TASKS TO PERFORM –
**a)** In the weather data source code, what kind of files is the module built to work with?
**b)** Carry on writing the weather data source code from the point where it stops.

PASSAGE TO READ –
Source code for emodpy_malaria.weather.weather_data

#!/usr/bin/env python3

"""
Weather data module implementing functionality for working with binary weather files (.bin.json).
"""

from __future__ import annotations

import numpy as np
import pandas as pd

from pathlib import Path
from typing import Dict, Iterable, List, NoReturn, Tuple, Union


from emodpy_malaria.weather.weather_utils import hash_series, invert_dict, make_path
from emodpy_malaria.weather.weather_variable import WeatherVariable
from emodpy_malaria.weather.weather_metadata import WeatherMetadata, WeatherAttributes, SERIES_BYTE_VALUE_SIZE



[docs]
class WeatherData:
    """
    Functionality for working with binary weather files (.bin.json).
    """
    def __init__(self, data: np.ndarray, metadata: WeatherMetadata = None):
        """
        Instantiate a weather object from data numpy array and a weather metadata object.

RECORD SET –
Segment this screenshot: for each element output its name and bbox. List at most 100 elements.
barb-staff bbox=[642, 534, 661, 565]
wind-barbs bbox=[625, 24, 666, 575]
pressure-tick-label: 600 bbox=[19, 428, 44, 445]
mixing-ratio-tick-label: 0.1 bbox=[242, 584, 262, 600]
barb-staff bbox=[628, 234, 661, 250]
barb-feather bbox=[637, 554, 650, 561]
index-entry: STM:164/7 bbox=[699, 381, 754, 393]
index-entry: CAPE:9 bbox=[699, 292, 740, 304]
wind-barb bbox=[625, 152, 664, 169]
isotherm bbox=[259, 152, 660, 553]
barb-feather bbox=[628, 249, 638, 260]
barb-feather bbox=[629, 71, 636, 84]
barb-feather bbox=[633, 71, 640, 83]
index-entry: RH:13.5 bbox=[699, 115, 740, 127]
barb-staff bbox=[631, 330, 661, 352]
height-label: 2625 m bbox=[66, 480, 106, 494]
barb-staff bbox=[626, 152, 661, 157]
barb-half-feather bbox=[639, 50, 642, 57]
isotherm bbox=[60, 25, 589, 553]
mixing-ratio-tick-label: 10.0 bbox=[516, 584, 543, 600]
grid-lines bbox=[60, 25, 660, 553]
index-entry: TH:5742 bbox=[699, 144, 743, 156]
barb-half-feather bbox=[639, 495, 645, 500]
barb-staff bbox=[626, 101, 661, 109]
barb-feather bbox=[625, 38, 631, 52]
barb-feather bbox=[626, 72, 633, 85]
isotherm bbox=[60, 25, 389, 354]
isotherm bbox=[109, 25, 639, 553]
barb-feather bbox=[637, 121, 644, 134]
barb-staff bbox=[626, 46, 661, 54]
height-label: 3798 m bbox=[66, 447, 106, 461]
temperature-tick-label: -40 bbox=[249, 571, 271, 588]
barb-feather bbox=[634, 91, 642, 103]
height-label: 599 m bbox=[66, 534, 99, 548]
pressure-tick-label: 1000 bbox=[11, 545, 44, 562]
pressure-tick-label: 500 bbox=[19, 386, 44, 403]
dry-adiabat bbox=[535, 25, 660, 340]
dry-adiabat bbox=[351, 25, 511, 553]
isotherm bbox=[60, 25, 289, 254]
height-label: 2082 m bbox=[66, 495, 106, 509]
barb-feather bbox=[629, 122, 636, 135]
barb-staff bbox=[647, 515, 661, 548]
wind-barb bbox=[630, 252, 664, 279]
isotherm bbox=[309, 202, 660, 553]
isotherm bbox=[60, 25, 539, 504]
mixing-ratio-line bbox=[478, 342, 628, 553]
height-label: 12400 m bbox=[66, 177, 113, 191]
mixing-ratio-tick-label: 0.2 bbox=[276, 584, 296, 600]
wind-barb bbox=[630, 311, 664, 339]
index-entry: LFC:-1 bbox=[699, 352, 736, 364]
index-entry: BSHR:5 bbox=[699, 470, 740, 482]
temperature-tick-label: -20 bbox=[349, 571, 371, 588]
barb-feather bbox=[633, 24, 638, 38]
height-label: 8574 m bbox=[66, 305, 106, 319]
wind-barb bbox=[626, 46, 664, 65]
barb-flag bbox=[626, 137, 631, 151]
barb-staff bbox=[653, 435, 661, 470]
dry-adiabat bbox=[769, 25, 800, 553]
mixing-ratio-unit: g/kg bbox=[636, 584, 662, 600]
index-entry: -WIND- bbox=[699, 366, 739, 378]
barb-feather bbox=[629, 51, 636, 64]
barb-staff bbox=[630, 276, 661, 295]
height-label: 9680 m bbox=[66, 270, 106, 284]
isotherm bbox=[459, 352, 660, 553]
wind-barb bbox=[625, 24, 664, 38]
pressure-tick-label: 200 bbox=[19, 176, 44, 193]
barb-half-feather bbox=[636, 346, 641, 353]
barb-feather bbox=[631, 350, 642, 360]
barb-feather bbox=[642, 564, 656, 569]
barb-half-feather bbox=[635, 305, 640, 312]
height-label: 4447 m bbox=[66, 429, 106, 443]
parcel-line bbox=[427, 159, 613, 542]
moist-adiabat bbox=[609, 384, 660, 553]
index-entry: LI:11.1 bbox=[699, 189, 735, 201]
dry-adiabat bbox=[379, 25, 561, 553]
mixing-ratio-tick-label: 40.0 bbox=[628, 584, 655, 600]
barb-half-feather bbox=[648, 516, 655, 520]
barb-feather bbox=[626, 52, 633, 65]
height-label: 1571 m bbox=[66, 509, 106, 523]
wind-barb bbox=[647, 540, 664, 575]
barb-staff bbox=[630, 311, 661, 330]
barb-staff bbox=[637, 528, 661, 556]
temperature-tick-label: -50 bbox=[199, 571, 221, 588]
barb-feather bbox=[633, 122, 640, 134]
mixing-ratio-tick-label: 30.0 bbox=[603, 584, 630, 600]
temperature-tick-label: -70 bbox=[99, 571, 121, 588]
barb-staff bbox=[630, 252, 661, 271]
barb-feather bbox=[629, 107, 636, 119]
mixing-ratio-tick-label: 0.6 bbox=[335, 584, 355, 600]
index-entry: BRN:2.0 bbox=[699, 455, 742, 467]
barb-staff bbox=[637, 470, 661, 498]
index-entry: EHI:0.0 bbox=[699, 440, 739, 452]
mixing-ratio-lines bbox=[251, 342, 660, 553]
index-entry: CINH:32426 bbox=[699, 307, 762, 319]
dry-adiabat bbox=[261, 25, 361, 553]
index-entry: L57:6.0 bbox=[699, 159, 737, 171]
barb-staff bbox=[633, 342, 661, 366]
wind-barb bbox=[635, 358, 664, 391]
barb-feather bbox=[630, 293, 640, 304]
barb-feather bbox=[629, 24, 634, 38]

RESULTS FOR THE EXERCISE –
**a)** Binary weather files (.bin.json).

**b)**
        Args:
            data: Numpy array of unique weather time series, in the order they appear in a .bin file.
                  Shape can either be a single dimension array, or a 2d array having series stored as rows.
                  This means that the number of rows corresponds to the number of unique series and number of
                  columns corresponds to a series length (e.g. 365).
            metadata: (Optional) WeatherMetadata object containing metadata from .bin.json.
        """
        data = self._ensure_data_type(data)
        self._data: np.ndarray = data

        if metadata is not None:
            # If metadata is provided ensure data shape matches metadata info
            self._metadata = metadata
            expected_shape = self._expected_shape()
            if data.shape != expected_shape:
                self._data = data.reshape(expected_shape)
        else:
            # If metadata object is not provided data must be in the correct shape.
            self._metadata = WeatherMetadata(node_ids=list(range(1, data.shape[0] + 1)), series_len=data.shape[1])

        self.validate()

    def __eq__(self, other: WeatherData):
        """Equality operator for WeatherData objects."""
        meta_eq = self.metadata == other.metadata
        data_eq = np.array_equal(self.data, other.data)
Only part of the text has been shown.